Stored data
++++++++++++++++++++
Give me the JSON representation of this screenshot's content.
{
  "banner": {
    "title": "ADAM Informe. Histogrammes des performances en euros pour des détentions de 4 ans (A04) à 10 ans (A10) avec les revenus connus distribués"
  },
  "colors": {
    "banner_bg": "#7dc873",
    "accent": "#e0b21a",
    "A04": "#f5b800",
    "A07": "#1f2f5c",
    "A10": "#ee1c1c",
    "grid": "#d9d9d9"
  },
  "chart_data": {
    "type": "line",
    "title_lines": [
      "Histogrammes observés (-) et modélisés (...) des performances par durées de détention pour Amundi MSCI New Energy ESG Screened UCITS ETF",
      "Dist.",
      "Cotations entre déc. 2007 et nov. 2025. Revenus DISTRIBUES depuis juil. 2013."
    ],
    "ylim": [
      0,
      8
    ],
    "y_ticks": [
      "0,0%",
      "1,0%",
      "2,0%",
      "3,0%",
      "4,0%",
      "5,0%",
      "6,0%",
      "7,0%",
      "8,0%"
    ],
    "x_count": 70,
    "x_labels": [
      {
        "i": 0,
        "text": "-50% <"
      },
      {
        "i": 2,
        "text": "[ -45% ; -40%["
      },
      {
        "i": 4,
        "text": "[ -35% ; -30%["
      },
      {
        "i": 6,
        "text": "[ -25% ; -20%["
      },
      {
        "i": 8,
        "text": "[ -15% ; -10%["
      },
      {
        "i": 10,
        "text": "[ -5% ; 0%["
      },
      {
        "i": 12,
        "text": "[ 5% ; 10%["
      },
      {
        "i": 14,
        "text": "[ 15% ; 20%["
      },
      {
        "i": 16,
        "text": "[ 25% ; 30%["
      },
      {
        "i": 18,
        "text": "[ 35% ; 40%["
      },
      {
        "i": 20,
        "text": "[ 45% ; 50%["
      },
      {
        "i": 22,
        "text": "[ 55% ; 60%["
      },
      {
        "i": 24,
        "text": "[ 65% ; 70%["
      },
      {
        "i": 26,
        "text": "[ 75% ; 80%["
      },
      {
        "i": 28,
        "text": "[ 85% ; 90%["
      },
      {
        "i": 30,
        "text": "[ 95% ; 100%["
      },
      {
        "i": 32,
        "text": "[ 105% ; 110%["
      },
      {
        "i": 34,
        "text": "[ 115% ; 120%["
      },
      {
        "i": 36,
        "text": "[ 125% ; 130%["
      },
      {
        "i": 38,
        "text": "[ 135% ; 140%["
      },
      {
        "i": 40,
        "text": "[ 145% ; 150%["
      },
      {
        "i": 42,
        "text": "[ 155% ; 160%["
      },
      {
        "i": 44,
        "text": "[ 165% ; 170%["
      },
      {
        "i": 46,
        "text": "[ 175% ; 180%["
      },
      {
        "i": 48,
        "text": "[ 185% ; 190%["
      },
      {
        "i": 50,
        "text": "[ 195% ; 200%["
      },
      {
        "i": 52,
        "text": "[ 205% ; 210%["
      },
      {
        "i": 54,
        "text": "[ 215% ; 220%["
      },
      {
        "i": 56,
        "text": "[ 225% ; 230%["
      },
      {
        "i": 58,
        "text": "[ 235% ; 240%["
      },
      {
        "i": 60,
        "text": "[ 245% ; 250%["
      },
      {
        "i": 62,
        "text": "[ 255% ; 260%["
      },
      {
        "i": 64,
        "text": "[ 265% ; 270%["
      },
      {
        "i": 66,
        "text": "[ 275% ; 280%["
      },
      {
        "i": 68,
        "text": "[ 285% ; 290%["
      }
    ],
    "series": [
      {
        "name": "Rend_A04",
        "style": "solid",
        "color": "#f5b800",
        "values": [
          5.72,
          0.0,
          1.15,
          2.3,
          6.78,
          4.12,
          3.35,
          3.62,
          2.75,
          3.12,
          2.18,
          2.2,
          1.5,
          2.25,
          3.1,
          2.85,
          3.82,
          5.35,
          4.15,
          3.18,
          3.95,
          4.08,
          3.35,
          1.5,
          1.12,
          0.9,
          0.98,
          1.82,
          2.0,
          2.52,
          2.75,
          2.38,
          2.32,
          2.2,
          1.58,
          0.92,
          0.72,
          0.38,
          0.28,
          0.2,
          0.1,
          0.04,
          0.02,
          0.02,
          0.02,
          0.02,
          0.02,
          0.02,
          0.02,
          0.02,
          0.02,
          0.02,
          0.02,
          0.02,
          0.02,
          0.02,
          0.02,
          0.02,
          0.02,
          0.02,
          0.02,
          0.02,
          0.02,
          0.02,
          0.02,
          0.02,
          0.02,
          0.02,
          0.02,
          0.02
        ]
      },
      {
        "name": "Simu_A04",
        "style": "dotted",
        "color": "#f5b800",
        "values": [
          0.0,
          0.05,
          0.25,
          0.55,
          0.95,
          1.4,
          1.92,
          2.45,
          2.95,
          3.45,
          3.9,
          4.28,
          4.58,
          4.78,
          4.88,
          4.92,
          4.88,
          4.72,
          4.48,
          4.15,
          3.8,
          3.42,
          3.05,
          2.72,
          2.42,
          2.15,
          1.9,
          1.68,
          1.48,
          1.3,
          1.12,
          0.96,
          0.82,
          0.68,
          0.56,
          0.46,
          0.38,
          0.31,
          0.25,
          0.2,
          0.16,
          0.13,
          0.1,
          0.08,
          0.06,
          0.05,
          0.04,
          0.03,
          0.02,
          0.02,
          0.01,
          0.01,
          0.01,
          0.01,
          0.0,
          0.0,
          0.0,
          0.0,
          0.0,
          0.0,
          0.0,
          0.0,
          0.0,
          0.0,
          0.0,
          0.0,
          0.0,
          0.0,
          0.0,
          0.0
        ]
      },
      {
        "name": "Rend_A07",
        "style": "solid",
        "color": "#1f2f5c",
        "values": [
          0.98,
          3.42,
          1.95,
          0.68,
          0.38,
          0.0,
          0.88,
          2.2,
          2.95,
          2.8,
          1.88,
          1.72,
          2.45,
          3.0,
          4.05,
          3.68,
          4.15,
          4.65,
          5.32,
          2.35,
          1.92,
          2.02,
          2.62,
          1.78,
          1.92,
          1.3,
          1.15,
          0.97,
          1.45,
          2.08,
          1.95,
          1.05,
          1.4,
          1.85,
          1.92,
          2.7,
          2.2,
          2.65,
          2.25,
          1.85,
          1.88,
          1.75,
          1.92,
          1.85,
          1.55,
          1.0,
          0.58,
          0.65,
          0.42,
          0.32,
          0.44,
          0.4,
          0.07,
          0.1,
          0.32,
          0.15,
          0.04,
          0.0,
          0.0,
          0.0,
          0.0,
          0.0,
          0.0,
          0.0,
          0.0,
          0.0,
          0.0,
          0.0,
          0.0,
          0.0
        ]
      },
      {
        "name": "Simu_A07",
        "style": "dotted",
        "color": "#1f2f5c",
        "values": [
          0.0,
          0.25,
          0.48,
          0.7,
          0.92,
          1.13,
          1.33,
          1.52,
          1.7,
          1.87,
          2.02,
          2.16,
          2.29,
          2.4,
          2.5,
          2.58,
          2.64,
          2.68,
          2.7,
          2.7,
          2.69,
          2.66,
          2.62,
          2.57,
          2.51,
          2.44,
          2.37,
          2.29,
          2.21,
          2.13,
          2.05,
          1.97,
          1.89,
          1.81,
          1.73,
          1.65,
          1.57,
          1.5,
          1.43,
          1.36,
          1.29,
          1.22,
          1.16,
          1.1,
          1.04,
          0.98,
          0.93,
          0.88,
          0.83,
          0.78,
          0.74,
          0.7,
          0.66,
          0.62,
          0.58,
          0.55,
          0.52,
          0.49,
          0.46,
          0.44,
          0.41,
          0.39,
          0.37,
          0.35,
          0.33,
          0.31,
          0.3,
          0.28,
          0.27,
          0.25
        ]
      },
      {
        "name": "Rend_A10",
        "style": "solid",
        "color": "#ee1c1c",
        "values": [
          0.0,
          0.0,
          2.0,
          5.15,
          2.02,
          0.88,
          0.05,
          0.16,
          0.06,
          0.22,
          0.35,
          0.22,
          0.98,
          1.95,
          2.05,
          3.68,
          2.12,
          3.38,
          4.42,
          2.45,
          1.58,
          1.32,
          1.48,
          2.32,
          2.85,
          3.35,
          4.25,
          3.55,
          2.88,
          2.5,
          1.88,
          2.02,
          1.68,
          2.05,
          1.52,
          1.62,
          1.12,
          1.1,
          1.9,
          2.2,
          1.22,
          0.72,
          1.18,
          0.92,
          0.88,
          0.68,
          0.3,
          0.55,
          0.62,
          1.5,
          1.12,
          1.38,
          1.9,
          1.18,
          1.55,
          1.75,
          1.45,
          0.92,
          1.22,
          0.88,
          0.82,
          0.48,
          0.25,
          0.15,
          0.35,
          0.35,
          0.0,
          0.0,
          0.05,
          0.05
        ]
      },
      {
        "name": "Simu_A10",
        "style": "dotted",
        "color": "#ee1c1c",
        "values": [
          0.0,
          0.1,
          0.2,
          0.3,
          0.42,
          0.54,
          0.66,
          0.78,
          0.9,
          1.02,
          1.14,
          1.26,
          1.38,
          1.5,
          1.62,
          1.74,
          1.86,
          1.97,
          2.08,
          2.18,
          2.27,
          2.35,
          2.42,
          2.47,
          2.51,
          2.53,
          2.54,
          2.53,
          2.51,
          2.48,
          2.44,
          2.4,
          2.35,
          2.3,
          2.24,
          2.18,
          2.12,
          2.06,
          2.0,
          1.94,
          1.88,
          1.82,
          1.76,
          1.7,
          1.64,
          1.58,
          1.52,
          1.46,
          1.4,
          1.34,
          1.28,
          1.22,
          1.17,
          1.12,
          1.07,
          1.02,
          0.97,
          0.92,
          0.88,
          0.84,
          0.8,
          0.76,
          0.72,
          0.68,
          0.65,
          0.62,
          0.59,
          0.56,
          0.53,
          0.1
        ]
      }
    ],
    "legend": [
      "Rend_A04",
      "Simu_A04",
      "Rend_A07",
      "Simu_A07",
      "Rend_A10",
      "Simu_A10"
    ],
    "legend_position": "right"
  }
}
++++++++++++++++++++
### TASK BRIEF
Pick out the lines that have the word "Histogrammes". Copy them all.

### COMPLETE RESPONSE
    "title": "ADAM Informe. Histogrammes des performances en euros pour des détentions de 4 ans (A04) à 10 ans (A10) avec les revenus connus distribués"
      "Histogrammes observés (-) et modélisés (...) des performances par durées de détention pour Amundi MSCI New Energy ESG Screened UCITS ETF",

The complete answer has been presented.